_Given exercise_: Gather all lines in the entries that include the word "深不大于".

(Saved data entries)

++++

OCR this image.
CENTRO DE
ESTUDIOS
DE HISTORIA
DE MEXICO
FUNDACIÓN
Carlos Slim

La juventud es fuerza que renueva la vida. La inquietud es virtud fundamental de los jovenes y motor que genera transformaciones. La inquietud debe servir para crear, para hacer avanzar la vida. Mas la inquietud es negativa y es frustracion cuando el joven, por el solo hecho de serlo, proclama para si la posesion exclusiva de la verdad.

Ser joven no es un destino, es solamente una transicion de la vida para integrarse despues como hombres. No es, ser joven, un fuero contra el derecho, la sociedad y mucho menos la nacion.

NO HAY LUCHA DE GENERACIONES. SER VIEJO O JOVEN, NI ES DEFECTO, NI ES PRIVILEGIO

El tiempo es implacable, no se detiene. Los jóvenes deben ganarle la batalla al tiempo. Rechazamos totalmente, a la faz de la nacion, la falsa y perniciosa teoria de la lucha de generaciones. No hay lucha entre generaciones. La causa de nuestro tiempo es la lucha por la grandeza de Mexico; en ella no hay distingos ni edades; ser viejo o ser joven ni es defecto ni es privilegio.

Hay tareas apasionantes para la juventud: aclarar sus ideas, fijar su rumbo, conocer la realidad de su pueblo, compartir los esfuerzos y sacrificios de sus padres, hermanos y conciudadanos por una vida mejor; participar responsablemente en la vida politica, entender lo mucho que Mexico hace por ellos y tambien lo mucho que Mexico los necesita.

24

++++

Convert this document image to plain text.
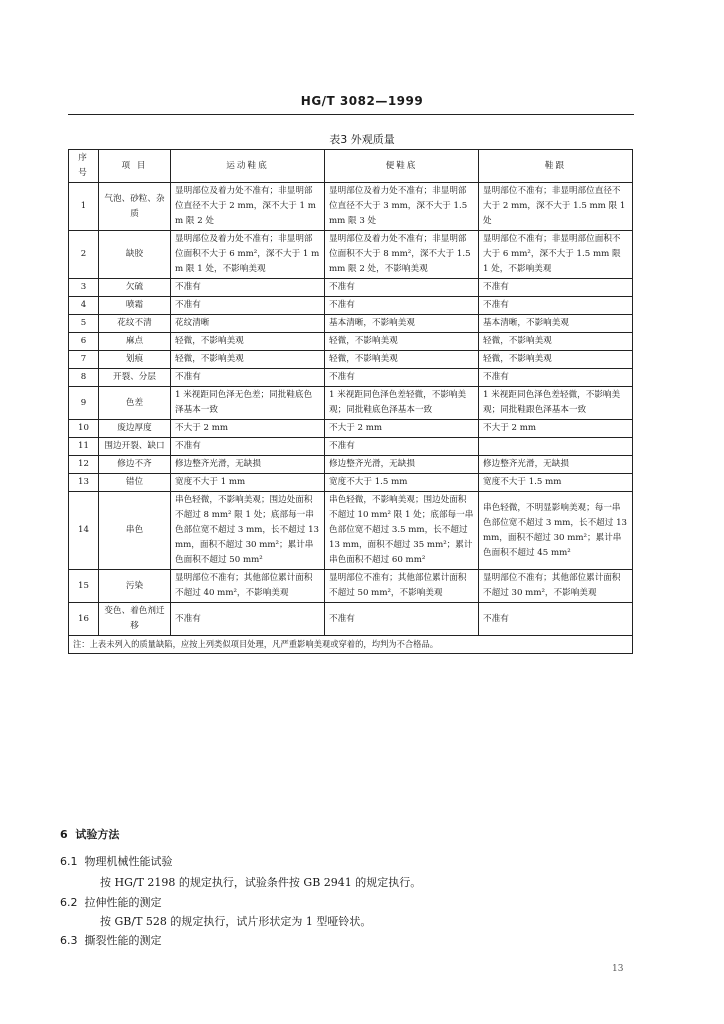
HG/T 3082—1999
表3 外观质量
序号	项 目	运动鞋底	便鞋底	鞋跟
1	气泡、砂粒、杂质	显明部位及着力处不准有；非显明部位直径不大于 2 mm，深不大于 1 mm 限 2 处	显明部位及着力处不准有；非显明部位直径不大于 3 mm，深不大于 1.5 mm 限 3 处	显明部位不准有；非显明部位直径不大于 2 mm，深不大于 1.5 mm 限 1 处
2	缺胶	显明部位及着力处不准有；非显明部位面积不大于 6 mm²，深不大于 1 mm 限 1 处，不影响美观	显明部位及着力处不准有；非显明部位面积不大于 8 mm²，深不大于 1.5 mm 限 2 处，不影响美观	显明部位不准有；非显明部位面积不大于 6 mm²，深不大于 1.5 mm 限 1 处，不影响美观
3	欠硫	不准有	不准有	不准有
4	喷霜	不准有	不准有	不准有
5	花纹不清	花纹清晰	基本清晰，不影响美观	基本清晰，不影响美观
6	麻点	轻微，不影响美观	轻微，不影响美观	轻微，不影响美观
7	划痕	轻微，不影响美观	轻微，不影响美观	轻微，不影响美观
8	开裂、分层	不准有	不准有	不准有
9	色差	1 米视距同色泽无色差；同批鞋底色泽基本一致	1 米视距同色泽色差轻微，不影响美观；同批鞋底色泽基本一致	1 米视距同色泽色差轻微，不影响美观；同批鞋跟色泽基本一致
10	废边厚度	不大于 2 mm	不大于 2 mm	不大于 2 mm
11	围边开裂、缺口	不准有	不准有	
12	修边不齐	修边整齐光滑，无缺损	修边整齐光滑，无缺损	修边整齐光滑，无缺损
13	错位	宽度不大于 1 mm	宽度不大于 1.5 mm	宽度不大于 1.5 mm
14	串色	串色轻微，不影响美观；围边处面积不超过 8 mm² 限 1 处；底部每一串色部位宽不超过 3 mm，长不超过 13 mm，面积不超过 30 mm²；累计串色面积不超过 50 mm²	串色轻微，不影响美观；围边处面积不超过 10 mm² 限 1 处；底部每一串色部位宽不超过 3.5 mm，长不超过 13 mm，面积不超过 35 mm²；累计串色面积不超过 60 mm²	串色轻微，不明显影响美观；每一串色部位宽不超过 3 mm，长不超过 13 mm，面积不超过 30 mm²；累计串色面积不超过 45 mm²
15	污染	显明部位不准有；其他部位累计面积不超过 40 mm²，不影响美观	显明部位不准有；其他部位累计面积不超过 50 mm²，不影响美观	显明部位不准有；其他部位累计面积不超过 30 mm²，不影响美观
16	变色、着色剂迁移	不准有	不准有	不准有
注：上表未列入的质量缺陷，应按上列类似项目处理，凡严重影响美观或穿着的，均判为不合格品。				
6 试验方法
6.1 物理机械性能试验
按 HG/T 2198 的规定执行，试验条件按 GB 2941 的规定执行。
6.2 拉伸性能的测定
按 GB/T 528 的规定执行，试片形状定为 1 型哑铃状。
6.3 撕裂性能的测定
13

++++

_Worked answer_:
1	气泡、砂粒、杂质	显明部位及着力处不准有；非显明部位直径不大于 2 mm，深不大于 1 mm 限 2 处	显明部位及着力处不准有；非显明部位直径不大于 3 mm，深不大于 1.5 mm 限 3 处	显明部位不准有；非显明部位直径不大于 2 mm，深不大于 1.5 mm 限 1 处
2	缺胶	显明部位及着力处不准有；非显明部位面积不大于 6 mm²，深不大于 1 mm 限 1 处，不影响美观	显明部位及着力处不准有；非显明部位面积不大于 8 mm²，深不大于 1.5 mm 限 2 处，不影响美观	显明部位不准有；非显明部位面积不大于 6 mm²，深不大于 1.5 mm 限 1 处，不影响美观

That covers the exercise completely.